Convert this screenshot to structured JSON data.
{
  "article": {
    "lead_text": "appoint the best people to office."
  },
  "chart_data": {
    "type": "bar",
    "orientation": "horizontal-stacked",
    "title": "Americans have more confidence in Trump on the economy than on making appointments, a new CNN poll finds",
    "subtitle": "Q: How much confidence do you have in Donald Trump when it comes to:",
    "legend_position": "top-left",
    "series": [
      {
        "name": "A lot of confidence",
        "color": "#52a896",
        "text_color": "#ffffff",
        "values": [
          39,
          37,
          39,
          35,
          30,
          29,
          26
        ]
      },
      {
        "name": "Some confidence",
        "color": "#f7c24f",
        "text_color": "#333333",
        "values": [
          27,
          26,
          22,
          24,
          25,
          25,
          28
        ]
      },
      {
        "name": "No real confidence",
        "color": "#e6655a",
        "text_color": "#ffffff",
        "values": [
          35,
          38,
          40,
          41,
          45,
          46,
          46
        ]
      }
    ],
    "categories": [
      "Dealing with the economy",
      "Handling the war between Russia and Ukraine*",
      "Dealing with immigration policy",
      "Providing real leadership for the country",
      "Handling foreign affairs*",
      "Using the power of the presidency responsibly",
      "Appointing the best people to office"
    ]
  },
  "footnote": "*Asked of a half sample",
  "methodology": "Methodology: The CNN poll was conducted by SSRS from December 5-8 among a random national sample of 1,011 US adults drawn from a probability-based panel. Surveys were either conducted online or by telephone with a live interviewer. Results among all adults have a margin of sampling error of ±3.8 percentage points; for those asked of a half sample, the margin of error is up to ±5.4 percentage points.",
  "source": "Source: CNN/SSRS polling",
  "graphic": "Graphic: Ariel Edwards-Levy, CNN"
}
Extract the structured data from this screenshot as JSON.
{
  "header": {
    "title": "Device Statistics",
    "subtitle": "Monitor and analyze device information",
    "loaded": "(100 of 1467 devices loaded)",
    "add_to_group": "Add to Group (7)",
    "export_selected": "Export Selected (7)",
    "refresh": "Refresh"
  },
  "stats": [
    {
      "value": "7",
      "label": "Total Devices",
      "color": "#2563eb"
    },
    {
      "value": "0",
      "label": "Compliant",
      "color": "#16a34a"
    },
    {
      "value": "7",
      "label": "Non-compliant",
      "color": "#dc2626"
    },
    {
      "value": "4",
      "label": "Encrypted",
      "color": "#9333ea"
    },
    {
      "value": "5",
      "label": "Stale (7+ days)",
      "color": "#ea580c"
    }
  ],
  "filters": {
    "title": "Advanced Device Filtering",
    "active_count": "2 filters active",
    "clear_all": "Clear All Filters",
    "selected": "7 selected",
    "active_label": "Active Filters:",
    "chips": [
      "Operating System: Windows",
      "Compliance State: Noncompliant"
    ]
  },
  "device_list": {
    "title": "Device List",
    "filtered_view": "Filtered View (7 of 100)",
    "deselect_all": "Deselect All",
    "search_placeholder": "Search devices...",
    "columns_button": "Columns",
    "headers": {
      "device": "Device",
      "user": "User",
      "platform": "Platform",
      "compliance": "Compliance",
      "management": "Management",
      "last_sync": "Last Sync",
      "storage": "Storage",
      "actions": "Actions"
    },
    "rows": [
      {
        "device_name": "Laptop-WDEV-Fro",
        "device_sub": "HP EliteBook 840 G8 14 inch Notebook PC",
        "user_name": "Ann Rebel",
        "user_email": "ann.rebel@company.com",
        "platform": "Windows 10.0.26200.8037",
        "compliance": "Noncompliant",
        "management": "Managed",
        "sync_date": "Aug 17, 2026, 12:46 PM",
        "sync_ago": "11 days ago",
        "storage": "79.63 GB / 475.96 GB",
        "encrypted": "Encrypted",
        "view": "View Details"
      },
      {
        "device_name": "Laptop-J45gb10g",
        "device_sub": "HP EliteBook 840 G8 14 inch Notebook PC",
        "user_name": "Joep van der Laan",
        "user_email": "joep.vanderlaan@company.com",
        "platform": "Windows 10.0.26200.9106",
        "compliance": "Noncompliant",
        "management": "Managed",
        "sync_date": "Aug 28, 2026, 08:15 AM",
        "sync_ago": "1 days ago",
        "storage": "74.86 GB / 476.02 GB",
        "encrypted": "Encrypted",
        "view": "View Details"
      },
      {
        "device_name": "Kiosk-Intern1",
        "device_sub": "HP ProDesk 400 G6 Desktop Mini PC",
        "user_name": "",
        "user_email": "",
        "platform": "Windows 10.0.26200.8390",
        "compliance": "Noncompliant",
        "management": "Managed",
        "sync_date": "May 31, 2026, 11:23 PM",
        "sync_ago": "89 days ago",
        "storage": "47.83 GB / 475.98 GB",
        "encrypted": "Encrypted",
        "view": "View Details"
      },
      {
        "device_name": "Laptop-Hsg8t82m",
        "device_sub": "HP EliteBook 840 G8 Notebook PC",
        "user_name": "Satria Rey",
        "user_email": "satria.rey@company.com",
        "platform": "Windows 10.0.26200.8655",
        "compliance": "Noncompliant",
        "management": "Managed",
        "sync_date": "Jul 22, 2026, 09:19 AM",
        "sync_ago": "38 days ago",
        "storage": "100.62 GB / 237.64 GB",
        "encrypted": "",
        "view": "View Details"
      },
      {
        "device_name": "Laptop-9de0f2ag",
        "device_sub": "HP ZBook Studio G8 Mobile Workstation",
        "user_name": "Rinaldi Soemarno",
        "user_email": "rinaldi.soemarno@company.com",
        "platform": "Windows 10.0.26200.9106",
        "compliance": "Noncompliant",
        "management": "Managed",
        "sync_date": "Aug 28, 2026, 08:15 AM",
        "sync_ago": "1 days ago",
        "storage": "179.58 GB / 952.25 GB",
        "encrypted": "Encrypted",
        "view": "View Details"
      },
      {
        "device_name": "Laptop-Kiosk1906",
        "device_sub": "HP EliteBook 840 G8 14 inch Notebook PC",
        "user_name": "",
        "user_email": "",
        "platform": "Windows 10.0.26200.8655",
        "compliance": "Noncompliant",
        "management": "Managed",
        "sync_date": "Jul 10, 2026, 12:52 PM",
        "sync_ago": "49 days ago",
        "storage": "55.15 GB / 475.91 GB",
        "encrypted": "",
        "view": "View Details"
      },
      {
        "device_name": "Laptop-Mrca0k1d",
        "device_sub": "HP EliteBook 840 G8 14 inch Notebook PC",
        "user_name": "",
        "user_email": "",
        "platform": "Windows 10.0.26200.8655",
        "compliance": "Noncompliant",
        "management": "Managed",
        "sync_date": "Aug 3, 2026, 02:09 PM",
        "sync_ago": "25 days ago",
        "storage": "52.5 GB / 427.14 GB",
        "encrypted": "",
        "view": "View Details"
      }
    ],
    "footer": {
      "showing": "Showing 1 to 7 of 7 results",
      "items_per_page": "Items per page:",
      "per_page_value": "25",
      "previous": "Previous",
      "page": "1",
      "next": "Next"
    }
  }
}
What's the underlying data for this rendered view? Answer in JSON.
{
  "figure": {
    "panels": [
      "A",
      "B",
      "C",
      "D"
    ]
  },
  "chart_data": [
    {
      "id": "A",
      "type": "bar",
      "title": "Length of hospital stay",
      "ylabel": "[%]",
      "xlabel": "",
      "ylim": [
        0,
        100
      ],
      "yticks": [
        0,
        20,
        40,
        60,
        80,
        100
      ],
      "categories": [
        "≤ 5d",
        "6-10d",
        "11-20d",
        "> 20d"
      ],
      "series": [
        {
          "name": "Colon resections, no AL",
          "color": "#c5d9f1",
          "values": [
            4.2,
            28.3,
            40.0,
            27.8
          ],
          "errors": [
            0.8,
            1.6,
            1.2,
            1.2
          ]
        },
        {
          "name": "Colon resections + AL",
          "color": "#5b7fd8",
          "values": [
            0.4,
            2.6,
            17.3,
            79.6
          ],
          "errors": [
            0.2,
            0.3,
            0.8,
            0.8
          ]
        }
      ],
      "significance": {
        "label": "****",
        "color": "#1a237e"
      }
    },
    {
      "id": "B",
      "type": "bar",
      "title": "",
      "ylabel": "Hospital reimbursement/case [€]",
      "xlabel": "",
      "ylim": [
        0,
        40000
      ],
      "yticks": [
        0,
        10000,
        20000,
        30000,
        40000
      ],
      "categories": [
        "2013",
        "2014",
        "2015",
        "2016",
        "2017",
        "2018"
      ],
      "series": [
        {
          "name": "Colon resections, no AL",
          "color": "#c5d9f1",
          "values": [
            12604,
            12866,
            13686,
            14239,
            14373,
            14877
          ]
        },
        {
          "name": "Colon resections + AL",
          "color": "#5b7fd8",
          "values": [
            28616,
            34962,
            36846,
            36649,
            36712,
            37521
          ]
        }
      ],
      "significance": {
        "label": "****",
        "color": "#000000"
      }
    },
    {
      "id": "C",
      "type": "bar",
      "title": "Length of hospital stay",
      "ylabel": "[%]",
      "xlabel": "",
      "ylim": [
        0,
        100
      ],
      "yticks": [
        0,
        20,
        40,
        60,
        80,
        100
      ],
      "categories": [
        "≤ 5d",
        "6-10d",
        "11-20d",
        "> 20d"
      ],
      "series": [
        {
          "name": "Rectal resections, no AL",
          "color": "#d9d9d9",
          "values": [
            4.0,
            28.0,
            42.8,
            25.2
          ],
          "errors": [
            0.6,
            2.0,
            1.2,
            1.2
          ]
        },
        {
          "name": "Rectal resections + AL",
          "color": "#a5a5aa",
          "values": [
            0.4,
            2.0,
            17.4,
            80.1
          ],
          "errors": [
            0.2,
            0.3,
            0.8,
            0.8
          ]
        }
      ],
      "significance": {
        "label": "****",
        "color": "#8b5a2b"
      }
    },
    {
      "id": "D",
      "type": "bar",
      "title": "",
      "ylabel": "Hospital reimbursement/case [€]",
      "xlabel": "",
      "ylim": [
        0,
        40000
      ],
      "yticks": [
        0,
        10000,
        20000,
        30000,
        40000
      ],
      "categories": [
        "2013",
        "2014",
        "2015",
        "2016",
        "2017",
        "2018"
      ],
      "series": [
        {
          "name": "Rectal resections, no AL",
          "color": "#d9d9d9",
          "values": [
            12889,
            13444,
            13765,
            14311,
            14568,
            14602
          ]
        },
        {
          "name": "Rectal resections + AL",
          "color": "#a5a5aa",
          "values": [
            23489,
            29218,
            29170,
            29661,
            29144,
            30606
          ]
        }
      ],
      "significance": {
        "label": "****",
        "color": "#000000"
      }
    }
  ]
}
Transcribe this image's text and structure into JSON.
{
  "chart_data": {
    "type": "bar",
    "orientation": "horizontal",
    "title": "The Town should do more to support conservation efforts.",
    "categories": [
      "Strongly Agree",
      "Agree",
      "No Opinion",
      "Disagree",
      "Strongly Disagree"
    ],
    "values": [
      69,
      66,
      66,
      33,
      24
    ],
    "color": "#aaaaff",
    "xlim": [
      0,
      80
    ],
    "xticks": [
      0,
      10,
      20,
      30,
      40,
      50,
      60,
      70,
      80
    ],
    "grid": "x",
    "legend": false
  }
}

____________

• **Task statement**:
Check each line of the entries for the string "from". Copy the lines that have it.

• **Task output**:
  "methodology": "Methodology: The CNN poll was conducted by SSRS from December 5-8 among a random national sample of 1,011 US adults drawn from a probability-based panel. Surveys were either conducted online or by telephone with a live interviewer. Results among all adults have a margin of sampling error of ±3.8 percentage points; for those asked of a half sample, the margin of error is up to ±5.4 percentage points.",
Extract the structured data from this screenshot as JSON.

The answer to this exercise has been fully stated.